┌──

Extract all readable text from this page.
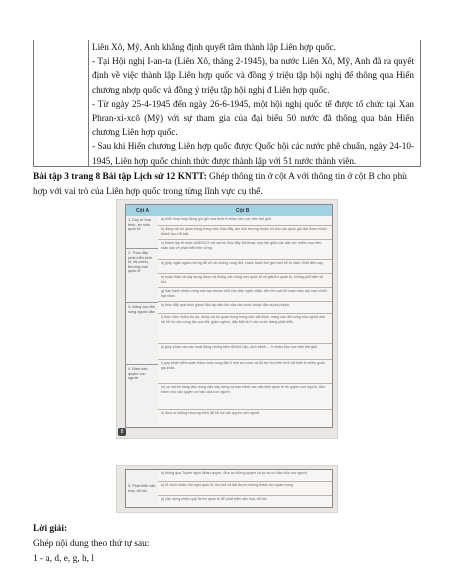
Liên Xô, Mỹ, Anh khẳng định quyết tâm thành lập Liên hợp quốc.

- Tại Hội nghị I-an-ta (Liên Xô, tháng 2-1945), ba nước Liên Xô, Mỹ, Anh đã ra quyết định về việc thành lập Liên hợp quốc và đồng ý triệu tập hội nghị để thông qua Hiến chương nhợp quốc và đồng ý triệu tập hội nghị đ Liên hợp quốc.

- Từ ngày 25-4-1945 đến ngày 26-6-1945, một hội nghị quốc tế được tổ chức tại Xan Phran-xi-xcô (Mỹ) với sự tham gia của đại biểu 50 nước đã thông qua bản Hiến chương Liên hợp quốc.

- Sau khi Hiến chương Liên hợp quốc được Quốc hội các nước phê chuẩn, ngày 24-10-1945, Liên hợp quốc chính thức được thành lập với 51 nước thành viên.

Bài tập 3 trang 8 Bài tập Lịch sử 12 KNTT: Ghép thông tin ở cột A với thông tin ở cột B cho phù hợp với vai trò của Liên hợp quốc trong từng lĩnh vực cụ thể.
Cột A	Cột B
1. Duy trì hoà bình, an ninh quốc tế
2. Thúc đẩy phát triển kinh tế, tài chính, thương mại quốc tế
3. Nâng cao đời sống người dân
4. Đảm bảo quyền con người
a) triển khai hoạt động gìn giữ hoà bình ở nhiều khu vực trên thế giới.
b) đóng vai trò quan trọng trong việc thúc đẩy, tạo môi trường thuận lợi cho các quốc gia đạt được nhiều thành tựu nổi bật.
c) thành lập tổ chức UNESCO với vai trò thúc đẩy đối thoại, hợp tác giữa các dân tộc nhằm mục tiêu toàn cầu về phát triển bền vững.
d) giúp ngăn ngừa những đổ vỡ và những xung đột, chấm hành thế giới mới kể từ năm 1945 đến nay.
e) soạn thảo và xây dựng được hệ thống các công ước quốc tế về giải trừ quân bị, chống phổ biến vũ khí.
g) ban hành nhiều công ước tạo khuôn khổ cho việc ngăn chặn, tiến tới xoá bỏ hoàn toàn các loại vũ khí hạt nhân.
h) thúc đẩy quá trình giành độc lập dân tộc của các nước thuộc địa và phụ thuộc.
i) thực hiện nhiều dự án, đóng vai trò quan trọng trong việc cải thiện, nâng cao đời sống của người dân và hỗ trợ cho công tác xoá đói, giảm nghèo, đặc biệt là ở các nước đang phát triển.
k) giúp phần vào các hoạt động chống biến đổi khí hậu, dịch bệnh,... ở nhiều khu vực trên thế giới.
l) góp phần kiểm soát nhiều cuộc xung đột ở một số nước và hỗ trợ cho tiến trình tái thiết ở nhiều quốc gia khác.
m) có vai trò hàng đầu trong việc xây dựng và ban hành các văn kiện quốc tế về quyền con người, đấu tranh cho các quyền cơ bản của con người.
n) đưa ra những chương trình để hỗ trợ các quyền con người.
8
5. Phát triển văn hoá, xã hội
n) thông qua Tuyên ngôn Nhân quyền, đưa ra những quyền và tự do cơ bản của con người.
o) tổ chức nhiều hội nghị quốc tế, thu hút và đạt được những thành tựu quan trọng.
p) xây dựng nhiều quỹ tài trợ quốc tế để phát triển văn hoá, xã hội.

Lời giải:

Ghép nội dung theo thứ tự sau:

1 - a, d, e, g, h, l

└──

WHAT THE TASK ASKS - Scan the material above. Copy each line where "nghị" occurs.

RESULT OF THE TASK -
- Tại Hội nghị I-an-ta (Liên Xô, tháng 2-1945), ba nước Liên Xô, Mỹ, Anh đã ra quyết định về việc thành lập Liên hợp quốc và đồng ý triệu tập hội nghị để thông qua Hiến chương nhợp quốc và đồng ý triệu tập hội nghị đ Liên hợp quốc.
- Từ ngày 25-4-1945 đến ngày 26-6-1945, một hội nghị quốc tế được tổ chức tại Xan Phran-xi-xcô (Mỹ) với sự tham gia của đại biểu 50 nước đã thông qua bản Hiến chương Liên hợp quốc.
o) tổ chức nhiều hội nghị quốc tế, thu hút và đạt được những thành tựu quan trọng.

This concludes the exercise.